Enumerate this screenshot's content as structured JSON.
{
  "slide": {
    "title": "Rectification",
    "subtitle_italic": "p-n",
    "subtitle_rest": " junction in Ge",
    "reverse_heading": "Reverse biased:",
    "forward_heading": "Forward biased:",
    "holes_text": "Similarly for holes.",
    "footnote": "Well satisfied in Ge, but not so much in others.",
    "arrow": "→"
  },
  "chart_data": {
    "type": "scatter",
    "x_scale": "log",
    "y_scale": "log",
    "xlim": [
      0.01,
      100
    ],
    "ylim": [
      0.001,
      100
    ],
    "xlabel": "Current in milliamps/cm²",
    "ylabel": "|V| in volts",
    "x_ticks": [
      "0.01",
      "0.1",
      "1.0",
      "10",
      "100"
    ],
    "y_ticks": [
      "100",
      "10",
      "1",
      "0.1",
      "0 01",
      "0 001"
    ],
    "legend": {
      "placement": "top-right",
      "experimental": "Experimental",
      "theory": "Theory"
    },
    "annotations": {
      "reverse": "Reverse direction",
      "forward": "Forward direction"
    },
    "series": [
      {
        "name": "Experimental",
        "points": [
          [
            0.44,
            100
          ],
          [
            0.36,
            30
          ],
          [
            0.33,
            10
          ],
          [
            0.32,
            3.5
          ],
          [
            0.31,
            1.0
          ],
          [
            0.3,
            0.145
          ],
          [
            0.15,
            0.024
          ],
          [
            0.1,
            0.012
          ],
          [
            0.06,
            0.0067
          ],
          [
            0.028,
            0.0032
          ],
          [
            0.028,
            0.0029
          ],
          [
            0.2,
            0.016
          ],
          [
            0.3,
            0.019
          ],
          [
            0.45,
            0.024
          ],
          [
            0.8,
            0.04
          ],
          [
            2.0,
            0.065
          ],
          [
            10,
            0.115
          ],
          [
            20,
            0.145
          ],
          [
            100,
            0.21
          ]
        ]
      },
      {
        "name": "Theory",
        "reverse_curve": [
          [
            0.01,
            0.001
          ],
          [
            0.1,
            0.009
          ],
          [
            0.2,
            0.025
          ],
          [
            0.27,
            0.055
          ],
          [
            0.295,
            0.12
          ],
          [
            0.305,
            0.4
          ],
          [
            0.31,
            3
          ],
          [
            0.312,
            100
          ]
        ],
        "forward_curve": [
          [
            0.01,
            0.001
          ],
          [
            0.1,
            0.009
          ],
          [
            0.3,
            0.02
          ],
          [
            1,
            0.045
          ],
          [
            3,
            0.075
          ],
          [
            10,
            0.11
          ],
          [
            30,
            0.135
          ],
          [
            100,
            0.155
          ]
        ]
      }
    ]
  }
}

________________________________________

## EXERCISE TASK:
Type out the full listing again, exactly as given.

## RESPONSE BELOW:
Enumerate this screenshot's content as structured JSON.
{
  "slide": {
    "title": "Rectification",
    "subtitle_italic": "p-n",
    "subtitle_rest": " junction in Ge",
    "reverse_heading": "Reverse biased:",
    "forward_heading": "Forward biased:",
    "holes_text": "Similarly for holes.",
    "footnote": "Well satisfied in Ge, but not so much in others.",
    "arrow": "→"
  },
  "chart_data": {
    "type": "scatter",
    "x_scale": "log",
    "y_scale": "log",
    "xlim": [
      0.01,
      100
    ],
    "ylim": [
      0.001,
      100
    ],
    "xlabel": "Current in milliamps/cm²",
    "ylabel": "|V| in volts",
    "x_ticks": [
      "0.01",
      "0.1",
      "1.0",
      "10",
      "100"
    ],
    "y_ticks": [
      "100",
      "10",
      "1",
      "0.1",
      "0 01",
      "0 001"
    ],
    "legend": {
      "placement": "top-right",
      "experimental": "Experimental",
      "theory": "Theory"
    },
    "annotations": {
      "reverse": "Reverse direction",
      "forward": "Forward direction"
    },
    "series": [
      {
        "name": "Experimental",
        "points": [
          [
            0.44,
            100
          ],
          [
            0.36,
            30
          ],
          [
            0.33,
            10
          ],
          [
            0.32,
            3.5
          ],
          [
            0.31,
            1.0
          ],
          [
            0.3,
            0.145
          ],
          [
            0.15,
            0.024
          ],
          [
            0.1,
            0.012
          ],
          [
            0.06,
            0.0067
          ],
          [
            0.028,
            0.0032
          ],
          [
            0.028,
            0.0029
          ],
          [
            0.2,
            0.016
          ],
          [
            0.3,
            0.019
          ],
          [
            0.45,
            0.024
          ],
          [
            0.8,
            0.04
          ],
          [
            2.0,
            0.065
          ],
          [
            10,
            0.115
          ],
          [
            20,
            0.145
          ],
          [
            100,
            0.21
          ]
        ]
      },
      {
        "name": "Theory",
        "reverse_curve": [
          [
            0.01,
            0.001
          ],
          [
            0.1,
            0.009
          ],
          [
            0.2,
            0.025
          ],
          [
            0.27,
            0.055
          ],
          [
            0.295,
            0.12
          ],
          [
            0.305,
            0.4
          ],
          [
            0.31,
            3
          ],
          [
            0.312,
            100
          ]
        ],
        "forward_curve": [
          [
            0.01,
            0.001
          ],
          [
            0.1,
            0.009
          ],
          [
            0.3,
            0.02
          ],
          [
            1,
            0.045
          ],
          [
            3,
            0.075
          ],
          [
            10,
            0.11
          ],
          [
            30,
            0.135
          ],
          [
            100,
            0.155
          ]
        ]
      }
    ]
  }
}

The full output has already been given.